══ Exercise input

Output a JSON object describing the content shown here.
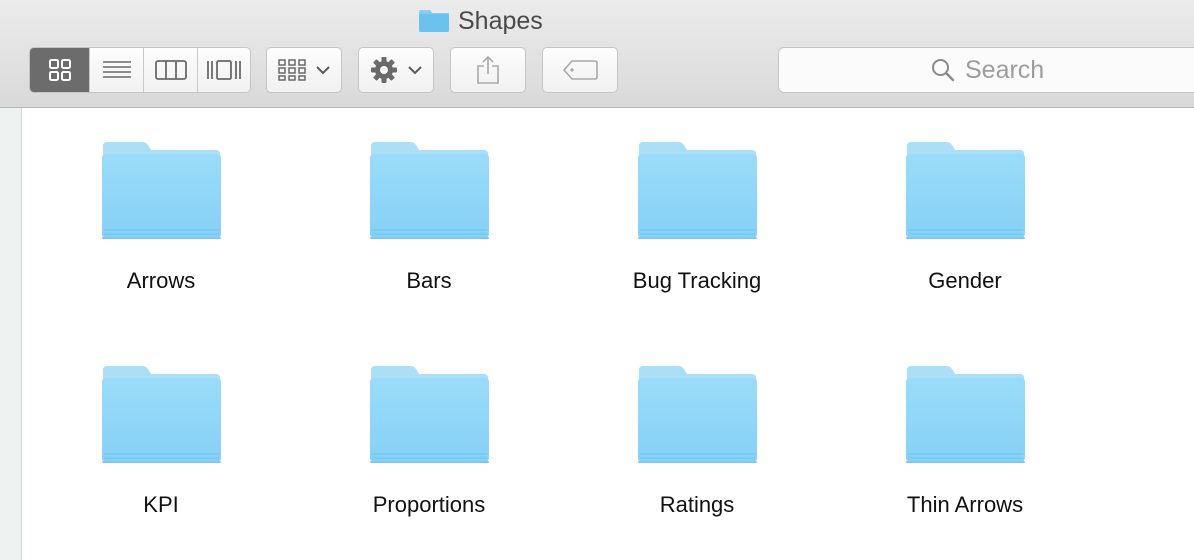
{
  "window": {
    "title": "Shapes"
  },
  "toolbar": {
    "view_modes": [
      {
        "name": "icon-view",
        "active": true
      },
      {
        "name": "list-view",
        "active": false
      },
      {
        "name": "column-view",
        "active": false
      },
      {
        "name": "cover-flow-view",
        "active": false
      }
    ],
    "icons": {
      "arrange": "arrange-grid-icon",
      "action": "gear-icon",
      "share": "share-icon",
      "tags": "tag-icon",
      "search": "search-icon"
    }
  },
  "search": {
    "placeholder": "Search"
  },
  "folders": [
    {
      "name": "Arrows"
    },
    {
      "name": "Bars"
    },
    {
      "name": "Bug Tracking"
    },
    {
      "name": "Gender"
    },
    {
      "name": "KPI"
    },
    {
      "name": "Proportions"
    },
    {
      "name": "Ratings"
    },
    {
      "name": "Thin Arrows"
    }
  ],
  "colors": {
    "folder_top": "#a9ddf7",
    "folder_body": "#8fd7f8",
    "active_segment": "#6c6c6c"
  }
}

════

### Short exercise
Look through the material above and work out how many of its lines contain "name". State the number only.

### Answer for the task
12